» **Short problem**: Reproduce each line exactly. Skip none.

--- START OF Material for this task ---

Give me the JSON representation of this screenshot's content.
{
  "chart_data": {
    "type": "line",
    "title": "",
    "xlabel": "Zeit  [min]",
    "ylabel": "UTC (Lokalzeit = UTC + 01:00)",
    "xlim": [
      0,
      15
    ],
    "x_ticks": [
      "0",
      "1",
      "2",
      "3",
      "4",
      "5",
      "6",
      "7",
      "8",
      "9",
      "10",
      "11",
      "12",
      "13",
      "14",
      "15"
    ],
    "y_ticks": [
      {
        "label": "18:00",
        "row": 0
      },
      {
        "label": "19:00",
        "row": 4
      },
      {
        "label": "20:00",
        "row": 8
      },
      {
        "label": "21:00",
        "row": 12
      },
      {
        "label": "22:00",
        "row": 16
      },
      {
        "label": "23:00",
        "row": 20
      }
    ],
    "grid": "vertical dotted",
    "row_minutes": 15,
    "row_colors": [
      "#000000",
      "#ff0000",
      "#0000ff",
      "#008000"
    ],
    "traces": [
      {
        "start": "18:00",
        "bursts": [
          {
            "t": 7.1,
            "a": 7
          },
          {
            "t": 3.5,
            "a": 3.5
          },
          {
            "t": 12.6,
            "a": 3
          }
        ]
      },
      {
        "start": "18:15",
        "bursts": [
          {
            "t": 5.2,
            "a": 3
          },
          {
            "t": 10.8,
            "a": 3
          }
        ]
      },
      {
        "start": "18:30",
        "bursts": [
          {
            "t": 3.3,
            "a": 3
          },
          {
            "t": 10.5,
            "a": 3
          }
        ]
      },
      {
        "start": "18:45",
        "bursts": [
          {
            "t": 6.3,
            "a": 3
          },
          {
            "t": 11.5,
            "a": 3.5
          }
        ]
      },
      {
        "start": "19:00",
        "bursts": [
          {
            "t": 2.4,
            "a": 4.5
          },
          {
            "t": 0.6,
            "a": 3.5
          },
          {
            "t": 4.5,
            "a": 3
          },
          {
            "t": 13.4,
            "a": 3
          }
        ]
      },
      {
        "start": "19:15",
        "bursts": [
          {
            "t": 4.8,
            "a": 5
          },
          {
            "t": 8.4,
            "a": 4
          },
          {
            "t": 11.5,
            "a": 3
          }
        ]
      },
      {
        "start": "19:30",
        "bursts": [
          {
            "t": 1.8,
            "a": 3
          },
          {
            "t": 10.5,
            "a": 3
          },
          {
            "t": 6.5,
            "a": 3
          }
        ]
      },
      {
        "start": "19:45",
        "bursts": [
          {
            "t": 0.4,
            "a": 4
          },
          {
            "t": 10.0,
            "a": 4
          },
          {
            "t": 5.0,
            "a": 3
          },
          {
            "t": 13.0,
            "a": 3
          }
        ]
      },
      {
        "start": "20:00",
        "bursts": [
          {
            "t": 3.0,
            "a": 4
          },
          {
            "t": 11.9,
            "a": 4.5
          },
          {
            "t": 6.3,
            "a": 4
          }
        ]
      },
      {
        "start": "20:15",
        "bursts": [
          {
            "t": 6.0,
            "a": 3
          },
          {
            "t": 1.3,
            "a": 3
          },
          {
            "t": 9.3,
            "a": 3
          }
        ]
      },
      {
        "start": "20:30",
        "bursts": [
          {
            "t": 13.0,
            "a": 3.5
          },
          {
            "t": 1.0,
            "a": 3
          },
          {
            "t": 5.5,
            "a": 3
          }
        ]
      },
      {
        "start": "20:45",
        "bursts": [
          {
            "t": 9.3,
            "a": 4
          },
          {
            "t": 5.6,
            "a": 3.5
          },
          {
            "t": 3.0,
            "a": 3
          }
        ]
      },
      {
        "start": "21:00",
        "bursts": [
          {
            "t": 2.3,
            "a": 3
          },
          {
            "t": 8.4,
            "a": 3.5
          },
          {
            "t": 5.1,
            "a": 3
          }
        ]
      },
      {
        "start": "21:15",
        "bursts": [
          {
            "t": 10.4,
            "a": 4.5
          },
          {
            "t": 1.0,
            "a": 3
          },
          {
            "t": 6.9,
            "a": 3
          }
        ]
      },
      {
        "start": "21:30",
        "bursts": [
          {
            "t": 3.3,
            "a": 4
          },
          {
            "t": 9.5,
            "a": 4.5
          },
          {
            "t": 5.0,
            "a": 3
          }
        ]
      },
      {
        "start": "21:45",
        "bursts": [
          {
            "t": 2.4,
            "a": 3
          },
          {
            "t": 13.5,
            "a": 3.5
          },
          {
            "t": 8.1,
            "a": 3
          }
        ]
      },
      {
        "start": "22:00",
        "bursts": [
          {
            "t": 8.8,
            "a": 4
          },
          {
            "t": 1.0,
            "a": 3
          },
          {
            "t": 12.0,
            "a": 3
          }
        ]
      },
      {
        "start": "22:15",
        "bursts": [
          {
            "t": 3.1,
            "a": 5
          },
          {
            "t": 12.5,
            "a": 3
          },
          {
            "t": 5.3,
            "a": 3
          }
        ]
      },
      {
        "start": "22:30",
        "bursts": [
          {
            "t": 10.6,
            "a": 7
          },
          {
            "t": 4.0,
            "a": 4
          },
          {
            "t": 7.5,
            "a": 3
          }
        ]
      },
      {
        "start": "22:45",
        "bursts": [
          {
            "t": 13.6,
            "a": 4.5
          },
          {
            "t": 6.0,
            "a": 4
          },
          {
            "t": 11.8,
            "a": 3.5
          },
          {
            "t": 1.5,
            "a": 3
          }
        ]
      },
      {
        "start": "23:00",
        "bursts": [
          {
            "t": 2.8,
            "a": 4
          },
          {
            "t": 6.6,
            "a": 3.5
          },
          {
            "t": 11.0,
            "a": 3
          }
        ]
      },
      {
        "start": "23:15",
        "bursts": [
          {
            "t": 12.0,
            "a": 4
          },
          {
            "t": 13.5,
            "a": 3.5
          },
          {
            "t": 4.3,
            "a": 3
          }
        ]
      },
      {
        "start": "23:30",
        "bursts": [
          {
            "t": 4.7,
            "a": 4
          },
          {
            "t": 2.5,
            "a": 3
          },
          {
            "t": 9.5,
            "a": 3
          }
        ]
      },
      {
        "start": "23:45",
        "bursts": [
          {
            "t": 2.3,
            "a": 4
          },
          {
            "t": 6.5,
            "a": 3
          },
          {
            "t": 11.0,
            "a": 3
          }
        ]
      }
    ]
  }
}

--- END OF Material for this task ---

» **Finished exercise**:
Give me the JSON representation of this screenshot's content.
{
  "chart_data": {
    "type": "line",
    "title": "",
    "xlabel": "Zeit  [min]",
    "ylabel": "UTC (Lokalzeit = UTC + 01:00)",
    "xlim": [
      0,
      15
    ],
    "x_ticks": [
      "0",
      "1",
      "2",
      "3",
      "4",
      "5",
      "6",
      "7",
      "8",
      "9",
      "10",
      "11",
      "12",
      "13",
      "14",
      "15"
    ],
    "y_ticks": [
      {
        "label": "18:00",
        "row": 0
      },
      {
        "label": "19:00",
        "row": 4
      },
      {
        "label": "20:00",
        "row": 8
      },
      {
        "label": "21:00",
        "row": 12
      },
      {
        "label": "22:00",
        "row": 16
      },
      {
        "label": "23:00",
        "row": 20
      }
    ],
    "grid": "vertical dotted",
    "row_minutes": 15,
    "row_colors": [
      "#000000",
      "#ff0000",
      "#0000ff",
      "#008000"
    ],
    "traces": [
      {
        "start": "18:00",
        "bursts": [
          {
            "t": 7.1,
            "a": 7
          },
          {
            "t": 3.5,
            "a": 3.5
          },
          {
            "t": 12.6,
            "a": 3
          }
        ]
      },
      {
        "start": "18:15",
        "bursts": [
          {
            "t": 5.2,
            "a": 3
          },
          {
            "t": 10.8,
            "a": 3
          }
        ]
      },
      {
        "start": "18:30",
        "bursts": [
          {
            "t": 3.3,
            "a": 3
          },
          {
            "t": 10.5,
            "a": 3
          }
        ]
      },
      {
        "start": "18:45",
        "bursts": [
          {
            "t": 6.3,
            "a": 3
          },
          {
            "t": 11.5,
            "a": 3.5
          }
        ]
      },
      {
        "start": "19:00",
        "bursts": [
          {
            "t": 2.4,
            "a": 4.5
          },
          {
            "t": 0.6,
            "a": 3.5
          },
          {
            "t": 4.5,
            "a": 3
          },
          {
            "t": 13.4,
            "a": 3
          }
        ]
      },
      {
        "start": "19:15",
        "bursts": [
          {
            "t": 4.8,
            "a": 5
          },
          {
            "t": 8.4,
            "a": 4
          },
          {
            "t": 11.5,
            "a": 3
          }
        ]
      },
      {
        "start": "19:30",
        "bursts": [
          {
            "t": 1.8,
            "a": 3
          },
          {
            "t": 10.5,
            "a": 3
          },
          {
            "t": 6.5,
            "a": 3
          }
        ]
      },
      {
        "start": "19:45",
        "bursts": [
          {
            "t": 0.4,
            "a": 4
          },
          {
            "t": 10.0,
            "a": 4
          },
          {
            "t": 5.0,
            "a": 3
          },
          {
            "t": 13.0,
            "a": 3
          }
        ]
      },
      {
        "start": "20:00",
        "bursts": [
          {
            "t": 3.0,
            "a": 4
          },
          {
            "t": 11.9,
            "a": 4.5
          },
          {
            "t": 6.3,
            "a": 4
          }
        ]
      },
      {
        "start": "20:15",
        "bursts": [
          {
            "t": 6.0,
            "a": 3
          },
          {
            "t": 1.3,
            "a": 3
          },
          {
            "t": 9.3,
            "a": 3
          }
        ]
      },
      {
        "start": "20:30",
        "bursts": [
          {
            "t": 13.0,
            "a": 3.5
          },
          {
            "t": 1.0,
            "a": 3
          },
          {
            "t": 5.5,
            "a": 3
          }
        ]
      },
      {
        "start": "20:45",
        "bursts": [
          {
            "t": 9.3,
            "a": 4
          },
          {
            "t": 5.6,
            "a": 3.5
          },
          {
            "t": 3.0,
            "a": 3
          }
        ]
      },
      {
        "start": "21:00",
        "bursts": [
          {
            "t": 2.3,
            "a": 3
          },
          {
            "t": 8.4,
            "a": 3.5
          },
          {
            "t": 5.1,
            "a": 3
          }
        ]
      },
      {
        "start": "21:15",
        "bursts": [
          {
            "t": 10.4,
            "a": 4.5
          },
          {
            "t": 1.0,
            "a": 3
          },
          {
            "t": 6.9,
            "a": 3
          }
        ]
      },
      {
        "start": "21:30",
        "bursts": [
          {
            "t": 3.3,
            "a": 4
          },
          {
            "t": 9.5,
            "a": 4.5
          },
          {
            "t": 5.0,
            "a": 3
          }
        ]
      },
      {
        "start": "21:45",
        "bursts": [
          {
            "t": 2.4,
            "a": 3
          },
          {
            "t": 13.5,
            "a": 3.5
          },
          {
            "t": 8.1,
            "a": 3
          }
        ]
      },
      {
        "start": "22:00",
        "bursts": [
          {
            "t": 8.8,
            "a": 4
          },
          {
            "t": 1.0,
            "a": 3
          },
          {
            "t": 12.0,
            "a": 3
          }
        ]
      },
      {
        "start": "22:15",
        "bursts": [
          {
            "t": 3.1,
            "a": 5
          },
          {
            "t": 12.5,
            "a": 3
          },
          {
            "t": 5.3,
            "a": 3
          }
        ]
      },
      {
        "start": "22:30",
        "bursts": [
          {
            "t": 10.6,
            "a": 7
          },
          {
            "t": 4.0,
            "a": 4
          },
          {
            "t": 7.5,
            "a": 3
          }
        ]
      },
      {
        "start": "22:45",
        "bursts": [
          {
            "t": 13.6,
            "a": 4.5
          },
          {
            "t": 6.0,
            "a": 4
          },
          {
            "t": 11.8,
            "a": 3.5
          },
          {
            "t": 1.5,
            "a": 3
          }
        ]
      },
      {
        "start": "23:00",
        "bursts": [
          {
            "t": 2.8,
            "a": 4
          },
          {
            "t": 6.6,
            "a": 3.5
          },
          {
            "t": 11.0,
            "a": 3
          }
        ]
      },
      {
        "start": "23:15",
        "bursts": [
          {
            "t": 12.0,
            "a": 4
          },
          {
            "t": 13.5,
            "a": 3.5
          },
          {
            "t": 4.3,
            "a": 3
          }
        ]
      },
      {
        "start": "23:30",
        "bursts": [
          {
            "t": 4.7,
            "a": 4
          },
          {
            "t": 2.5,
            "a": 3
          },
          {
            "t": 9.5,
            "a": 3
          }
        ]
      },
      {
        "start": "23:45",
        "bursts": [
          {
            "t": 2.3,
            "a": 4
          },
          {
            "t": 6.5,
            "a": 3
          },
          {
            "t": 11.0,
            "a": 3
          }
        ]
      }
    ]
  }
}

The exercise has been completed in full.